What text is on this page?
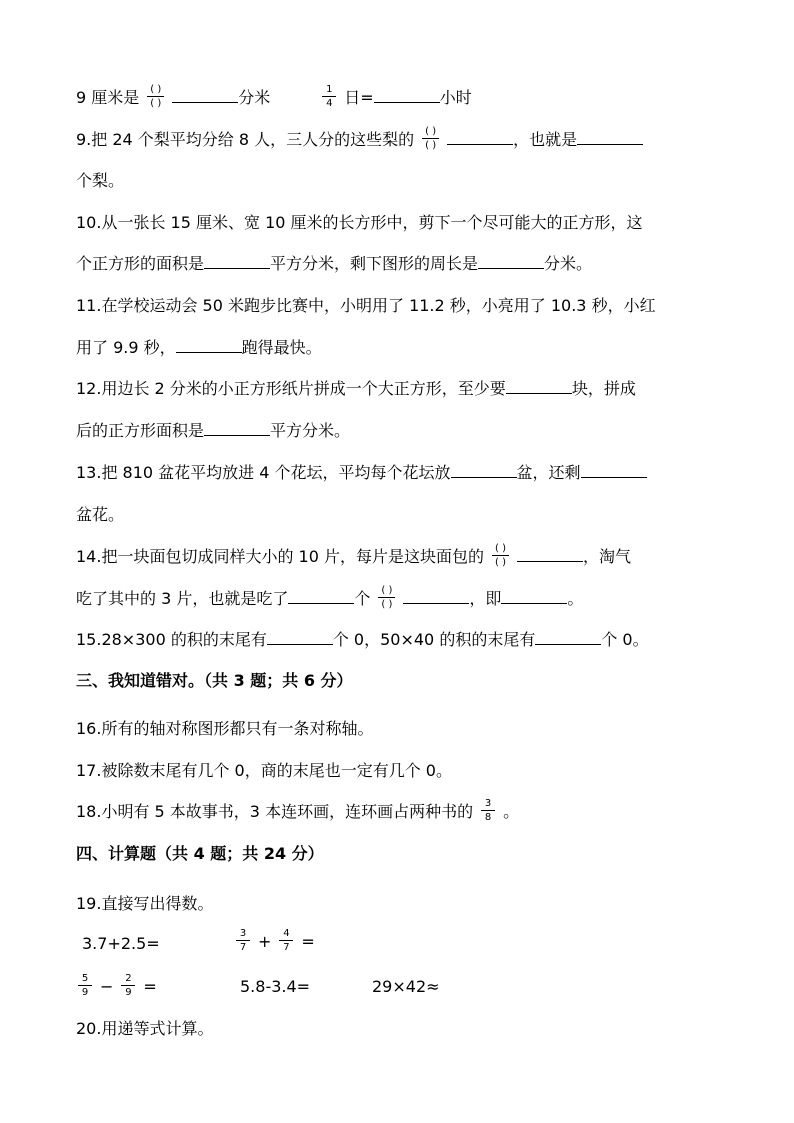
9 厘米是 $\frac{( )}{( )}$	分米	$\frac{1}{4}$ 日=	小时
9.把 24 个梨平均分给 8 人，三人分的这些梨的 $\frac{( )}{( )}$	，也就是
个梨。
10.从一张长 15 厘米、宽 10 厘米的长方形中，剪下一个尽可能大的正方形，这
个正方形的面积是	平方分米，剩下图形的周长是	分米。
11.在学校运动会 50 米跑步比赛中，小明用了 11.2 秒，小亮用了 10.3 秒，小红
用了 9.9 秒，	跑得最快。
12.用边长 2 分米的小正方形纸片拼成一个大正方形，至少要	块，拼成
后的正方形面积是	平方分米。
13.把 810 盆花平均放进 4 个花坛，平均每个花坛放	盆，还剩
盆花。
14.把一块面包切成同样大小的 10 片，每片是这块面包的 $\frac{( )}{( )}$	，淘气
吃了其中的 3 片，也就是吃了	个 $\frac{( )}{( )}$	，即	。
15.28×300 的积的末尾有	个 0，50×40 的积的末尾有	个 0。
三、我知道错对。（共 3 题；共 6 分）
16.所有的轴对称图形都只有一条对称轴。
17.被除数末尾有几个 0，商的末尾也一定有几个 0。
18.小明有 5 本故事书，3 本连环画，连环画占两种书的 $\frac{3}{8}$ 。
四、计算题（共 4 题；共 24 分）
19.直接写出得数。
3.7+2.5=	$\frac{3}{7} + \frac{4}{7}$ =
$\frac{5}{9} - \frac{2}{9}$ =	5.8-3.4=	29×42≈
20.用递等式计算。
- - - -
_Goal_. Copy the records exactly. Skip the pictures.

_Written response_.
What text is on this page?
9 厘米是 $\frac{( )}{( )}$	分米	$\frac{1}{4}$ 日=	小时
9.把 24 个梨平均分给 8 人，三人分的这些梨的 $\frac{( )}{( )}$	，也就是
个梨。
10.从一张长 15 厘米、宽 10 厘米的长方形中，剪下一个尽可能大的正方形，这
个正方形的面积是	平方分米，剩下图形的周长是	分米。
11.在学校运动会 50 米跑步比赛中，小明用了 11.2 秒，小亮用了 10.3 秒，小红
用了 9.9 秒，	跑得最快。
12.用边长 2 分米的小正方形纸片拼成一个大正方形，至少要	块，拼成
后的正方形面积是	平方分米。
13.把 810 盆花平均放进 4 个花坛，平均每个花坛放	盆，还剩
盆花。
14.把一块面包切成同样大小的 10 片，每片是这块面包的 $\frac{( )}{( )}$	，淘气
吃了其中的 3 片，也就是吃了	个 $\frac{( )}{( )}$	，即	。
15.28×300 的积的末尾有	个 0，50×40 的积的末尾有	个 0。
三、我知道错对。（共 3 题；共 6 分）
16.所有的轴对称图形都只有一条对称轴。
17.被除数末尾有几个 0，商的末尾也一定有几个 0。
18.小明有 5 本故事书，3 本连环画，连环画占两种书的 $\frac{3}{8}$ 。
四、计算题（共 4 题；共 24 分）
19.直接写出得数。
3.7+2.5=	$\frac{3}{7} + \frac{4}{7}$ =
$\frac{5}{9} - \frac{2}{9}$ =	5.8-3.4=	29×42≈
20.用递等式计算。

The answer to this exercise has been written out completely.